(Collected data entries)
# # #

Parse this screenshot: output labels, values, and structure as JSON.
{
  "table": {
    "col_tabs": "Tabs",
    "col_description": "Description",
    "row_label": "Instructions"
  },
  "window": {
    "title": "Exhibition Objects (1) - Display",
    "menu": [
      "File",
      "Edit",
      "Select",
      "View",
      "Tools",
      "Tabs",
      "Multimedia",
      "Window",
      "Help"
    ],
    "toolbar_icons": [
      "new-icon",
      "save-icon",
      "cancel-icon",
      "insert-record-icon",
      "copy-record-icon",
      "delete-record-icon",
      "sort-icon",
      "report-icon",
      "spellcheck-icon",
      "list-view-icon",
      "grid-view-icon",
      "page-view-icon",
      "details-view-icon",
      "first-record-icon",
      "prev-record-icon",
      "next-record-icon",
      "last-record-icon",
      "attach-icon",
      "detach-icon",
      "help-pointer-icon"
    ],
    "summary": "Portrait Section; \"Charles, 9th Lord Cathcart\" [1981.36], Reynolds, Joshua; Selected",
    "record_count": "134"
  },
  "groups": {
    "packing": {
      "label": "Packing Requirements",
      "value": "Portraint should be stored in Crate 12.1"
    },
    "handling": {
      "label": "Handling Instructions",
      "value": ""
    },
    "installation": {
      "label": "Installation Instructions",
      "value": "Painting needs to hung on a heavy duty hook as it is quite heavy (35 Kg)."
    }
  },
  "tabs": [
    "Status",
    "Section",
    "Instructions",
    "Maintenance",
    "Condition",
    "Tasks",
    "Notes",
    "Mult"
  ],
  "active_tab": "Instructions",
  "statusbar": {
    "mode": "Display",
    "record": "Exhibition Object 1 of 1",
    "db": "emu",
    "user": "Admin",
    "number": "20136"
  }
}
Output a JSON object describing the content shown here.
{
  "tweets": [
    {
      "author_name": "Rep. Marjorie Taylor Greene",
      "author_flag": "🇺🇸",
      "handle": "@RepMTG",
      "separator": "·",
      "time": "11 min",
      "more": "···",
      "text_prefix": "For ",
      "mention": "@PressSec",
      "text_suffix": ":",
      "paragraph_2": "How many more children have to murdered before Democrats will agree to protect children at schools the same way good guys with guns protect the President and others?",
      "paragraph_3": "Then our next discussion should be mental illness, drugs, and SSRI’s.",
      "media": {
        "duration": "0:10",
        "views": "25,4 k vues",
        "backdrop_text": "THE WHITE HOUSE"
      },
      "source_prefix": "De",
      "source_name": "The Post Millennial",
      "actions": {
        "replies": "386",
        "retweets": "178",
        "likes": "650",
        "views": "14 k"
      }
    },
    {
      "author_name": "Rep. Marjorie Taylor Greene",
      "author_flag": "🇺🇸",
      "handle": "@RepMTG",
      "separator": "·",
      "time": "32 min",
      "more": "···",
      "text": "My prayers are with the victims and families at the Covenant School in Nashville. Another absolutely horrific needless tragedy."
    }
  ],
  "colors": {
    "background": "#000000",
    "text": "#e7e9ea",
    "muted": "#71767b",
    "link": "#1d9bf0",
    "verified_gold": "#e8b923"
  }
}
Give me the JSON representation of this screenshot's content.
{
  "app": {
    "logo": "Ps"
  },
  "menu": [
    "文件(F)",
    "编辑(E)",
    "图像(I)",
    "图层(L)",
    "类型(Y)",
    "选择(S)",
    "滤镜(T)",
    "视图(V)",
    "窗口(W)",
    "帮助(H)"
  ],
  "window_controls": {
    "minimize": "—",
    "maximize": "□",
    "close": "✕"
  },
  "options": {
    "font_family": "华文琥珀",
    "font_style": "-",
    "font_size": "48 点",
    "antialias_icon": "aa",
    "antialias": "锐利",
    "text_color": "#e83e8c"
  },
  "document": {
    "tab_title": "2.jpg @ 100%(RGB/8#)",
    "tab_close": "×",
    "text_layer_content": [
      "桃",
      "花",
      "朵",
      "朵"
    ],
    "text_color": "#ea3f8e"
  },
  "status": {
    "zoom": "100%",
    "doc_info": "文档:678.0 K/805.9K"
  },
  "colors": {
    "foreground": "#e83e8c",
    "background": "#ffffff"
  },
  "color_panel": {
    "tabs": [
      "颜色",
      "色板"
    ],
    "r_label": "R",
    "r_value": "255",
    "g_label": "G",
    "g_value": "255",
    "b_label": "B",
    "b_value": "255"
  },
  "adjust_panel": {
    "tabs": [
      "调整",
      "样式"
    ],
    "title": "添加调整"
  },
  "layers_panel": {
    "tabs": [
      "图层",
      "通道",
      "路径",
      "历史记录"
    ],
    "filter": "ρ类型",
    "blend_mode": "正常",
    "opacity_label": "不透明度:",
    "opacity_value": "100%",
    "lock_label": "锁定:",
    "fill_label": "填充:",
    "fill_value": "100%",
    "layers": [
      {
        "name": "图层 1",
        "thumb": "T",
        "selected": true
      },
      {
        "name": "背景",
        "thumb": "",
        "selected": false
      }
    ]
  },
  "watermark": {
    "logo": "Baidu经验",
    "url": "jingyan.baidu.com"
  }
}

# # #

What is being asked:
Repeat every entry word for word.

Final result:
Parse this screenshot: output labels, values, and structure as JSON.
{
  "table": {
    "col_tabs": "Tabs",
    "col_description": "Description",
    "row_label": "Instructions"
  },
  "window": {
    "title": "Exhibition Objects (1) - Display",
    "menu": [
      "File",
      "Edit",
      "Select",
      "View",
      "Tools",
      "Tabs",
      "Multimedia",
      "Window",
      "Help"
    ],
    "toolbar_icons": [
      "new-icon",
      "save-icon",
      "cancel-icon",
      "insert-record-icon",
      "copy-record-icon",
      "delete-record-icon",
      "sort-icon",
      "report-icon",
      "spellcheck-icon",
      "list-view-icon",
      "grid-view-icon",
      "page-view-icon",
      "details-view-icon",
      "first-record-icon",
      "prev-record-icon",
      "next-record-icon",
      "last-record-icon",
      "attach-icon",
      "detach-icon",
      "help-pointer-icon"
    ],
    "summary": "Portrait Section; \"Charles, 9th Lord Cathcart\" [1981.36], Reynolds, Joshua; Selected",
    "record_count": "134"
  },
  "groups": {
    "packing": {
      "label": "Packing Requirements",
      "value": "Portraint should be stored in Crate 12.1"
    },
    "handling": {
      "label": "Handling Instructions",
      "value": ""
    },
    "installation": {
      "label": "Installation Instructions",
      "value": "Painting needs to hung on a heavy duty hook as it is quite heavy (35 Kg)."
    }
  },
  "tabs": [
    "Status",
    "Section",
    "Instructions",
    "Maintenance",
    "Condition",
    "Tasks",
    "Notes",
    "Mult"
  ],
  "active_tab": "Instructions",
  "statusbar": {
    "mode": "Display",
    "record": "Exhibition Object 1 of 1",
    "db": "emu",
    "user": "Admin",
    "number": "20136"
  }
}
Output a JSON object describing the content shown here.
{
  "tweets": [
    {
      "author_name": "Rep. Marjorie Taylor Greene",
      "author_flag": "🇺🇸",
      "handle": "@RepMTG",
      "separator": "·",
      "time": "11 min",
      "more": "···",
      "text_prefix": "For ",
      "mention": "@PressSec",
      "text_suffix": ":",
      "paragraph_2": "How many more children have to murdered before Democrats will agree to protect children at schools the same way good guys with guns protect the President and others?",
      "paragraph_3": "Then our next discussion should be mental illness, drugs, and SSRI’s.",
      "media": {
        "duration": "0:10",
        "views": "25,4 k vues",
        "backdrop_text": "THE WHITE HOUSE"
      },
      "source_prefix": "De",
      "source_name": "The Post Millennial",
      "actions": {
        "replies": "386",
        "retweets": "178",
        "likes": "650",
        "views": "14 k"
      }
    },
    {
      "author_name": "Rep. Marjorie Taylor Greene",
      "author_flag": "🇺🇸",
      "handle": "@RepMTG",
      "separator": "·",
      "time": "32 min",
      "more": "···",
      "text": "My prayers are with the victims and families at the Covenant School in Nashville. Another absolutely horrific needless tragedy."
    }
  ],
  "colors": {
    "background": "#000000",
    "text": "#e7e9ea",
    "muted": "#71767b",
    "link": "#1d9bf0",
    "verified_gold": "#e8b923"
  }
}
Give me the JSON representation of this screenshot's content.
{
  "app": {
    "logo": "Ps"
  },
  "menu": [
    "文件(F)",
    "编辑(E)",
    "图像(I)",
    "图层(L)",
    "类型(Y)",
    "选择(S)",
    "滤镜(T)",
    "视图(V)",
    "窗口(W)",
    "帮助(H)"
  ],
  "window_controls": {
    "minimize": "—",
    "maximize": "□",
    "close": "✕"
  },
  "options": {
    "font_family": "华文琥珀",
    "font_style": "-",
    "font_size": "48 点",
    "antialias_icon": "aa",
    "antialias": "锐利",
    "text_color": "#e83e8c"
  },
  "document": {
    "tab_title": "2.jpg @ 100%(RGB/8#)",
    "tab_close": "×",
    "text_layer_content": [
      "桃",
      "花",
      "朵",
      "朵"
    ],
    "text_color": "#ea3f8e"
  },
  "status": {
    "zoom": "100%",
    "doc_info": "文档:678.0 K/805.9K"
  },
  "colors": {
    "foreground": "#e83e8c",
    "background": "#ffffff"
  },
  "color_panel": {
    "tabs": [
      "颜色",
      "色板"
    ],
    "r_label": "R",
    "r_value": "255",
    "g_label": "G",
    "g_value": "255",
    "b_label": "B",
    "b_value": "255"
  },
  "adjust_panel": {
    "tabs": [
      "调整",
      "样式"
    ],
    "title": "添加调整"
  },
  "layers_panel": {
    "tabs": [
      "图层",
      "通道",
      "路径",
      "历史记录"
    ],
    "filter": "ρ类型",
    "blend_mode": "正常",
    "opacity_label": "不透明度:",
    "opacity_value": "100%",
    "lock_label": "锁定:",
    "fill_label": "填充:",
    "fill_value": "100%",
    "layers": [
      {
        "name": "图层 1",
        "thumb": "T",
        "selected": true
      },
      {
        "name": "背景",
        "thumb": "",
        "selected": false
      }
    ]
  },
  "watermark": {
    "logo": "Baidu经验",
    "url": "jingyan.baidu.com"
  }
}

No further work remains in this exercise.